Supplied passage:
════════════════════

To illustrate this we depict components that need to be treated as cytosolic as green for cell 1 and as purple for cell 2. Extracellular membrane-bound components are depicted in blue (Supplementary Fig. 1b,c). C1 and C2 perform free 3D diffusion as unbound molecules. After their association with the transmembrane receptors R1 and R2, they are confined to 2D membrane-guided diffusion. Another important difference between a non-spatial and a spatially-resolved simulation of the model is that in the latter case molecular complexes need to be accounted for in multiple locations simultaneously. As one example, the receptor-receptor association (reaction (2)) creates a complex that is ‘visible’ in five distinct spatial regions: cytoplasm 1, membrane 1, intercellular space, membrane 2 and cytoplasm 2. In a simulation that tracks individual complexes, the interaction possibilities of these intercellular transmembrane complexes would follow naturally from their individual positions in space: complexes that are spatially very close to each other can react (Supplementary Fig. 1c). However, switching to what is usually a far more efficient approach by simulating the dynamics of molecular concentrations in two discretized, grid-like representations of the membranes and adjacent volumes of the two interacting cells means giving up the information about locations of individual molecule complexes (Supplementary Fig. 1d). The algorithms updating the concentrations over time of molecular complexes that are present in multiple adjacent membrane and volume elements thus need to be able to model these interdependencies on the ensemble level (local concentrations of complex species) even though, physically, they arise at the level of individual complexes. For example, the association of C1:R1 and R2 in two adjacent membrane grid elements depicted by the red squares in Fig. 1d increases the concentration of the product complex C1:R1:R2 in the two membrane grid elements and their associated volumes (sub-membrane and intercellular). It decreases the concentration of C1:R1 in the grid element on the left (cell 1) and of R2 in the grid element on the right (cell 2). Thus, while the rate of this reaction depends only on the concentrations of C1:R1 and R2 in the intercellular space hosting the interaction, the formation of the larger complex changes the concentrations of complexes in multiple additional locations.

════════════════════

Dataset excerpts:
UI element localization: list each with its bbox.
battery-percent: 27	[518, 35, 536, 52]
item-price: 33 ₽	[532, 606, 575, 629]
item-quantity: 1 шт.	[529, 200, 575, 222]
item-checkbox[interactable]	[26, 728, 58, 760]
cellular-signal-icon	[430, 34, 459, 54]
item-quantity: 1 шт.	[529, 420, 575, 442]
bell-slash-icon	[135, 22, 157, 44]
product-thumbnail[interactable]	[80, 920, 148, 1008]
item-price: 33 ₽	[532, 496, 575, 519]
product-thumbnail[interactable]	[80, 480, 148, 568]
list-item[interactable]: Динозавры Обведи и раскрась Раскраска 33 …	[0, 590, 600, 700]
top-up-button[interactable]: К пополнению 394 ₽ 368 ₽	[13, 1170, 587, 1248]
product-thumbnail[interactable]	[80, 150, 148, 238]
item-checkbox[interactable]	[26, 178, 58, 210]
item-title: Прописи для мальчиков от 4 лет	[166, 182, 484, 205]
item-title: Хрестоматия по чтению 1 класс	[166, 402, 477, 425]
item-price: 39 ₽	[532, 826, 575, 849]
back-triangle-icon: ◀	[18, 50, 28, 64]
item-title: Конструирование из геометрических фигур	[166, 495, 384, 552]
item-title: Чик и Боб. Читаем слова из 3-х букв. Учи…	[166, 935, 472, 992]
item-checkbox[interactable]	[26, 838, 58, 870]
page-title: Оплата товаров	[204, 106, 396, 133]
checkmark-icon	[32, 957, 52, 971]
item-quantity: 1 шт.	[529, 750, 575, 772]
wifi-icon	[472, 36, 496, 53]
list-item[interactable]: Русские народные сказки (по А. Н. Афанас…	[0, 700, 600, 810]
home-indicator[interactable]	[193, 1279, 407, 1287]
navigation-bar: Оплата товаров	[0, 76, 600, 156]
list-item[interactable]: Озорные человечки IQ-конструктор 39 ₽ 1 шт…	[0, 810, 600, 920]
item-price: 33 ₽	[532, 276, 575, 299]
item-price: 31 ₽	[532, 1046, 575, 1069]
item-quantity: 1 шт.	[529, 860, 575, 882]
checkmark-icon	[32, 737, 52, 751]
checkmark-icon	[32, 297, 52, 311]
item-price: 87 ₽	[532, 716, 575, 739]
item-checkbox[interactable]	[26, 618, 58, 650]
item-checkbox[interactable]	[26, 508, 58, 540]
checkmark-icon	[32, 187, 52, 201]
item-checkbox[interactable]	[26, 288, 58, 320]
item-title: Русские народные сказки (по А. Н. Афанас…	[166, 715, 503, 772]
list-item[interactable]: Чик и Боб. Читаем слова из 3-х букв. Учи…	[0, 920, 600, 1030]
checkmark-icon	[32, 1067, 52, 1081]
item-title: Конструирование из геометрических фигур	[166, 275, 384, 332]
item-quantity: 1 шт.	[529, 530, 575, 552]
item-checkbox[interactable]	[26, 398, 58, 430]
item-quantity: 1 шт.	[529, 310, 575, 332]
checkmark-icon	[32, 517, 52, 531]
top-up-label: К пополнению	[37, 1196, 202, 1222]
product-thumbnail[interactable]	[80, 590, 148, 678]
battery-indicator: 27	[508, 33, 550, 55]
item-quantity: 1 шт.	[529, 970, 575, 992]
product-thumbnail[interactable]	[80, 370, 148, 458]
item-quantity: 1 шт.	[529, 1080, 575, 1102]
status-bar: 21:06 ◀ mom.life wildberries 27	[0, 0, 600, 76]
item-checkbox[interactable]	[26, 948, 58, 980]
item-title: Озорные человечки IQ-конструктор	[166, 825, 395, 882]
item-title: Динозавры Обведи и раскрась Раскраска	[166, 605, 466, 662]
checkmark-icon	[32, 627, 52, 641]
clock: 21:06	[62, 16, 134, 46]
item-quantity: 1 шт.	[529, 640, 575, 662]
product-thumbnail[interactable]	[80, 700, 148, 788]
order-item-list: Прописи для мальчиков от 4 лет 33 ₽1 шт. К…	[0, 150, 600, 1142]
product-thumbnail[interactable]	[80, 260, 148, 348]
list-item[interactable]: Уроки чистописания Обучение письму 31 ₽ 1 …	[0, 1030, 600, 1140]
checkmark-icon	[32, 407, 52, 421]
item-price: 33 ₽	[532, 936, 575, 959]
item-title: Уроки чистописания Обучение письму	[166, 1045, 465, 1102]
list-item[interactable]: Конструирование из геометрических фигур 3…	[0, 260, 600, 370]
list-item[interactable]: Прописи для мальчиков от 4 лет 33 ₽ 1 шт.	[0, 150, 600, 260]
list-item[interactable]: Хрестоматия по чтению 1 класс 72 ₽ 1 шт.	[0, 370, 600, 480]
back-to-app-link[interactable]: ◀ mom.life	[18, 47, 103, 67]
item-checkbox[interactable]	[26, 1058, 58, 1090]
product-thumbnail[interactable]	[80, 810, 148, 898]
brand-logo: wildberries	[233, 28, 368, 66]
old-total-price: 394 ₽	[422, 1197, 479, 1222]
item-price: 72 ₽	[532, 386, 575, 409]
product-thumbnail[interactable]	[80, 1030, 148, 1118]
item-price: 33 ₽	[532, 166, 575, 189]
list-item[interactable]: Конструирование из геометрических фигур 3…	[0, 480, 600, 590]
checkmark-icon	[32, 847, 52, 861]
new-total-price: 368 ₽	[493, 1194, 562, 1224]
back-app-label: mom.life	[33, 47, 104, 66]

════════════════════

Task requirements: Using the passage on spatially resolved simulation above, explain in one to three sentences why the algorithms updating concentrations must handle interdependencies on the ensemble level.

Exercise response: Simulating molecular concentrations on discretized, grid-like representations of the membranes and adjacent volumes gives up the information about where individual molecular complexes are located. So although these interdependencies physically arise at the level of individual complexes, the algorithms must model them through local concentrations of complex species.